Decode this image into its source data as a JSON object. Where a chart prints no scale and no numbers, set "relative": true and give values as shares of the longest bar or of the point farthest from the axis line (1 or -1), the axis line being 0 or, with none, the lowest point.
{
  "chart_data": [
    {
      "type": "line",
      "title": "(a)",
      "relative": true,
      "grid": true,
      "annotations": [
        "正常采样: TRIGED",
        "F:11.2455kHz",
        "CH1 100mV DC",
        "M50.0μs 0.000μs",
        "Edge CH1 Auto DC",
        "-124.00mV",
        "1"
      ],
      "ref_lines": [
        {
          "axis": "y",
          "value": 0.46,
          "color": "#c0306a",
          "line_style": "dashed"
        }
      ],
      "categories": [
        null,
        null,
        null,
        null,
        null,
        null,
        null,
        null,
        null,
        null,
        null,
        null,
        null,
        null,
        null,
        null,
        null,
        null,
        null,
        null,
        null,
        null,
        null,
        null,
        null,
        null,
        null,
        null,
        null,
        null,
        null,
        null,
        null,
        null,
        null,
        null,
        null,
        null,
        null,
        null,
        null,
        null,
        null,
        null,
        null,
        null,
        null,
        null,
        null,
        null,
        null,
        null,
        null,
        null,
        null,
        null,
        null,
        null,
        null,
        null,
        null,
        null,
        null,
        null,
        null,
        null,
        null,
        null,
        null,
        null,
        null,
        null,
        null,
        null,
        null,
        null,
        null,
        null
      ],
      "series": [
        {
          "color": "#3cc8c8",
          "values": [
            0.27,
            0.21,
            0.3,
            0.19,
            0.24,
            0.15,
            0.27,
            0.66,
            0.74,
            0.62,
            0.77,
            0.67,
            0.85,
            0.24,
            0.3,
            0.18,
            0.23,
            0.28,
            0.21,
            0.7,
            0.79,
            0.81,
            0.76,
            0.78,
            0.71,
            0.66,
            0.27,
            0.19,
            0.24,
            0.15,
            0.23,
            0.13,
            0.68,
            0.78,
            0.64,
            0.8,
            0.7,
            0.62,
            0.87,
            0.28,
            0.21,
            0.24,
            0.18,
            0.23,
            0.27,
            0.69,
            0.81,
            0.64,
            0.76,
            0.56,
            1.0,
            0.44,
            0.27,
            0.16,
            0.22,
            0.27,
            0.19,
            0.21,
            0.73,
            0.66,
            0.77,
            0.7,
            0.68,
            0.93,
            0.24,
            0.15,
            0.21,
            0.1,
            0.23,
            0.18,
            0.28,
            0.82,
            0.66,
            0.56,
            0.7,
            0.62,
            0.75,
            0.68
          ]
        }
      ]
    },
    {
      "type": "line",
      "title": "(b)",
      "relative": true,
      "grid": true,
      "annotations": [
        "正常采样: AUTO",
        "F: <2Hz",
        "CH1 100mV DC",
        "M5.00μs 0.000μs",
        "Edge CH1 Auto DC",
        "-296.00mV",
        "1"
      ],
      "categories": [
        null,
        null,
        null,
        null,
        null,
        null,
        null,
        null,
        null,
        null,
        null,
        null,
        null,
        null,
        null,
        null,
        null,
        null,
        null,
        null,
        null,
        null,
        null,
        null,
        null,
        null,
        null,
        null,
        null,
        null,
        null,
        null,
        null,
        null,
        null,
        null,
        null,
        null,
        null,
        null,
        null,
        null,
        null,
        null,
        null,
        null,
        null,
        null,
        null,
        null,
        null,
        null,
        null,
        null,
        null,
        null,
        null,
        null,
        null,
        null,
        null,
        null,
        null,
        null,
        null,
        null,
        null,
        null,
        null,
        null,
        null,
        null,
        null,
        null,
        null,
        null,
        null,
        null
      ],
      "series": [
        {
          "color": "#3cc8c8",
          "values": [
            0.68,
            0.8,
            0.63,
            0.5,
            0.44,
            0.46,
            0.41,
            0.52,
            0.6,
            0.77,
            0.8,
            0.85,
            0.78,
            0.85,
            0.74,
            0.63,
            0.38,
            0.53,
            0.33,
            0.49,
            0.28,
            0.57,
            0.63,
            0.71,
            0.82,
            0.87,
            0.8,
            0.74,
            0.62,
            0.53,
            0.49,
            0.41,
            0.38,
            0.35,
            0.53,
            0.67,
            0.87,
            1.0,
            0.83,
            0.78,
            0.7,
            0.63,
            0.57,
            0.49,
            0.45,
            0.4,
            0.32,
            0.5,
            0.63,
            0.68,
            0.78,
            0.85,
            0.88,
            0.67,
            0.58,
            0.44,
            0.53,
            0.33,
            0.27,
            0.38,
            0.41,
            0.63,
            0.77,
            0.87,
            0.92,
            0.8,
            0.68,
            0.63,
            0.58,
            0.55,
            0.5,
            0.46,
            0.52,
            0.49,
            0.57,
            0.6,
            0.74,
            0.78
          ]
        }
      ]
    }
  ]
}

------------------------------------------------

**Request**
Extract all the material, leaving every line as it is.

**Solution below**
Decode this image into its source data as a JSON object. Where a chart prints no scale and no numbers, set "relative": true and give values as shares of the longest bar or of the point farthest from the axis line (1 or -1), the axis line being 0 or, with none, the lowest point.
{
  "chart_data": [
    {
      "type": "line",
      "title": "(a)",
      "relative": true,
      "grid": true,
      "annotations": [
        "正常采样: TRIGED",
        "F:11.2455kHz",
        "CH1 100mV DC",
        "M50.0μs 0.000μs",
        "Edge CH1 Auto DC",
        "-124.00mV",
        "1"
      ],
      "ref_lines": [
        {
          "axis": "y",
          "value": 0.46,
          "color": "#c0306a",
          "line_style": "dashed"
        }
      ],
      "categories": [
        null,
        null,
        null,
        null,
        null,
        null,
        null,
        null,
        null,
        null,
        null,
        null,
        null,
        null,
        null,
        null,
        null,
        null,
        null,
        null,
        null,
        null,
        null,
        null,
        null,
        null,
        null,
        null,
        null,
        null,
        null,
        null,
        null,
        null,
        null,
        null,
        null,
        null,
        null,
        null,
        null,
        null,
        null,
        null,
        null,
        null,
        null,
        null,
        null,
        null,
        null,
        null,
        null,
        null,
        null,
        null,
        null,
        null,
        null,
        null,
        null,
        null,
        null,
        null,
        null,
        null,
        null,
        null,
        null,
        null,
        null,
        null,
        null,
        null,
        null,
        null,
        null,
        null
      ],
      "series": [
        {
          "color": "#3cc8c8",
          "values": [
            0.27,
            0.21,
            0.3,
            0.19,
            0.24,
            0.15,
            0.27,
            0.66,
            0.74,
            0.62,
            0.77,
            0.67,
            0.85,
            0.24,
            0.3,
            0.18,
            0.23,
            0.28,
            0.21,
            0.7,
            0.79,
            0.81,
            0.76,
            0.78,
            0.71,
            0.66,
            0.27,
            0.19,
            0.24,
            0.15,
            0.23,
            0.13,
            0.68,
            0.78,
            0.64,
            0.8,
            0.7,
            0.62,
            0.87,
            0.28,
            0.21,
            0.24,
            0.18,
            0.23,
            0.27,
            0.69,
            0.81,
            0.64,
            0.76,
            0.56,
            1.0,
            0.44,
            0.27,
            0.16,
            0.22,
            0.27,
            0.19,
            0.21,
            0.73,
            0.66,
            0.77,
            0.7,
            0.68,
            0.93,
            0.24,
            0.15,
            0.21,
            0.1,
            0.23,
            0.18,
            0.28,
            0.82,
            0.66,
            0.56,
            0.7,
            0.62,
            0.75,
            0.68
          ]
        }
      ]
    },
    {
      "type": "line",
      "title": "(b)",
      "relative": true,
      "grid": true,
      "annotations": [
        "正常采样: AUTO",
        "F: <2Hz",
        "CH1 100mV DC",
        "M5.00μs 0.000μs",
        "Edge CH1 Auto DC",
        "-296.00mV",
        "1"
      ],
      "categories": [
        null,
        null,
        null,
        null,
        null,
        null,
        null,
        null,
        null,
        null,
        null,
        null,
        null,
        null,
        null,
        null,
        null,
        null,
        null,
        null,
        null,
        null,
        null,
        null,
        null,
        null,
        null,
        null,
        null,
        null,
        null,
        null,
        null,
        null,
        null,
        null,
        null,
        null,
        null,
        null,
        null,
        null,
        null,
        null,
        null,
        null,
        null,
        null,
        null,
        null,
        null,
        null,
        null,
        null,
        null,
        null,
        null,
        null,
        null,
        null,
        null,
        null,
        null,
        null,
        null,
        null,
        null,
        null,
        null,
        null,
        null,
        null,
        null,
        null,
        null,
        null,
        null,
        null
      ],
      "series": [
        {
          "color": "#3cc8c8",
          "values": [
            0.68,
            0.8,
            0.63,
            0.5,
            0.44,
            0.46,
            0.41,
            0.52,
            0.6,
            0.77,
            0.8,
            0.85,
            0.78,
            0.85,
            0.74,
            0.63,
            0.38,
            0.53,
            0.33,
            0.49,
            0.28,
            0.57,
            0.63,
            0.71,
            0.82,
            0.87,
            0.8,
            0.74,
            0.62,
            0.53,
            0.49,
            0.41,
            0.38,
            0.35,
            0.53,
            0.67,
            0.87,
            1.0,
            0.83,
            0.78,
            0.7,
            0.63,
            0.57,
            0.49,
            0.45,
            0.4,
            0.32,
            0.5,
            0.63,
            0.68,
            0.78,
            0.85,
            0.88,
            0.67,
            0.58,
            0.44,
            0.53,
            0.33,
            0.27,
            0.38,
            0.41,
            0.63,
            0.77,
            0.87,
            0.92,
            0.8,
            0.68,
            0.63,
            0.58,
            0.55,
            0.5,
            0.46,
            0.52,
            0.49,
            0.57,
            0.6,
            0.74,
            0.78
          ]
        }
      ]
    }
  ]
}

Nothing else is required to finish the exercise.